§ **Source extract**

* * * * * * *

Life in Washington, D.C.: [It’s] hot and humid in the summer. There are lots of bugs. I brought my lawnmower with me from Seattle in the moving van. I had to take three passes over our yard, lowering the adjustment each time to get it right. They have a tougher variety of grass there. [But] we are still firmly committed to Seattle. My daughter keeps saying she has to graduate from a Seattle high school.

First job: I worked in my father’s grocery store stocking the shelves, sweeping the floor, making deliveries, working at the cash register. Dad opened the store at 9 a.m. after picking up the groceries, and wouldn’t come home until 10:30 p.m. He worked seven days a week, 14 hours a day. He wouldn’t even close the store at Christmas or New Year’s. 

Life lessons: Small businesses are overwhelmed with so many things. We in government have to be more responsive. One of our first initiatives [in D.C.] was to allow businesses to access services from all the different branches of government such as the Small Business Administration and the Department of Labor from one location. We started in Detroit and now we are rolling it out across the country.

* * * * * * *

§ **Given data**

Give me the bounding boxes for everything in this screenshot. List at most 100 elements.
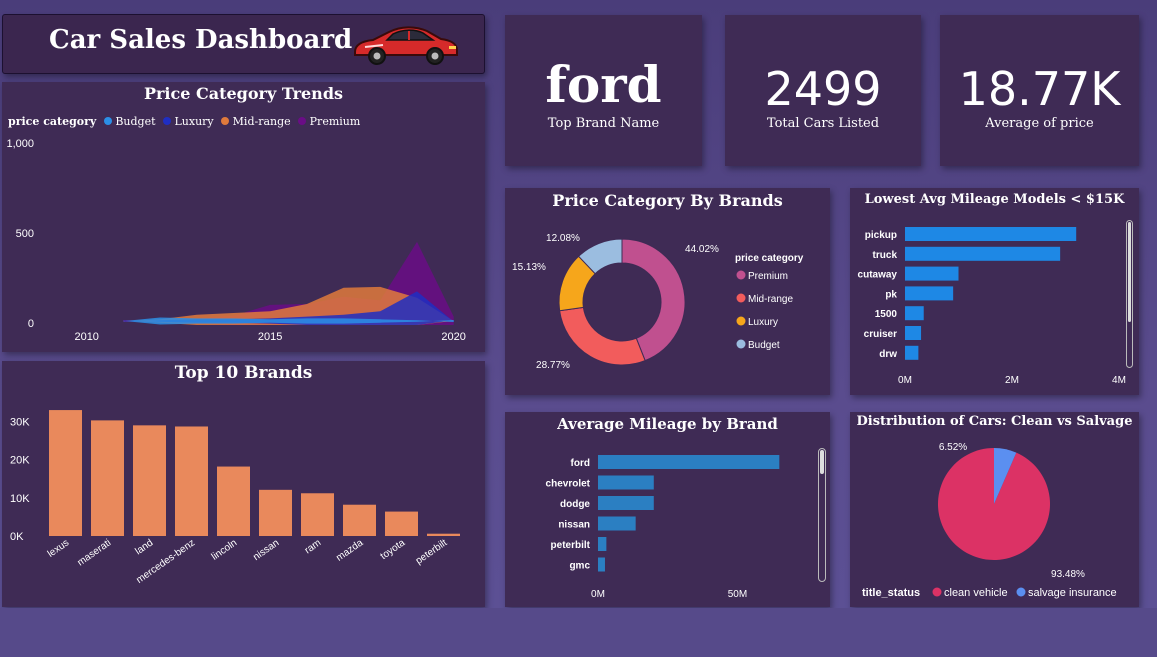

* * * * * * *

§ **Instructions to follow**
Continue the first-person text about life in Washington, D.C., a first job in a family grocery store, and lessons for small businesses, starting right after its final sentence.

§ **In response**
Patents: Today, it takes an average of three years to get a patent. If you are working out of your garage and you come out with a great invention, you need that patent. The longer we hold that up, the longer we hold off job creation. The one thing I brought from the governor’s office was to have quantifiable goals. Our goal for patents is [for applicants] to complete the process in one year.

Trade friction: The number of complaints filed by companies [alleging dumping and subsidized exports from companies in places like China] has risen dramatically. When China entered the WTO, they promised there would not be a huge surge of exports that would injure local companies. But when there was a big flood of tire imports, the Bush administration failed to act. We imposed tariffs on tires coming into the United States. We feel that it is important to use these tools to enforce existing agreements so that the American public and members of Congress will be supportive of other trade agreements. 

Chinese favoritism: We are very concerned about China’s proposed regulations to promote indigenous innovation by favoring their own companies’ technology in government procurement, and requiring [U.S. companies] to make minority investments [in joint ventures] in order to sell in China. Because of our vocal opposition to this in concert with other governments, the Chinese have not gone ahead with this.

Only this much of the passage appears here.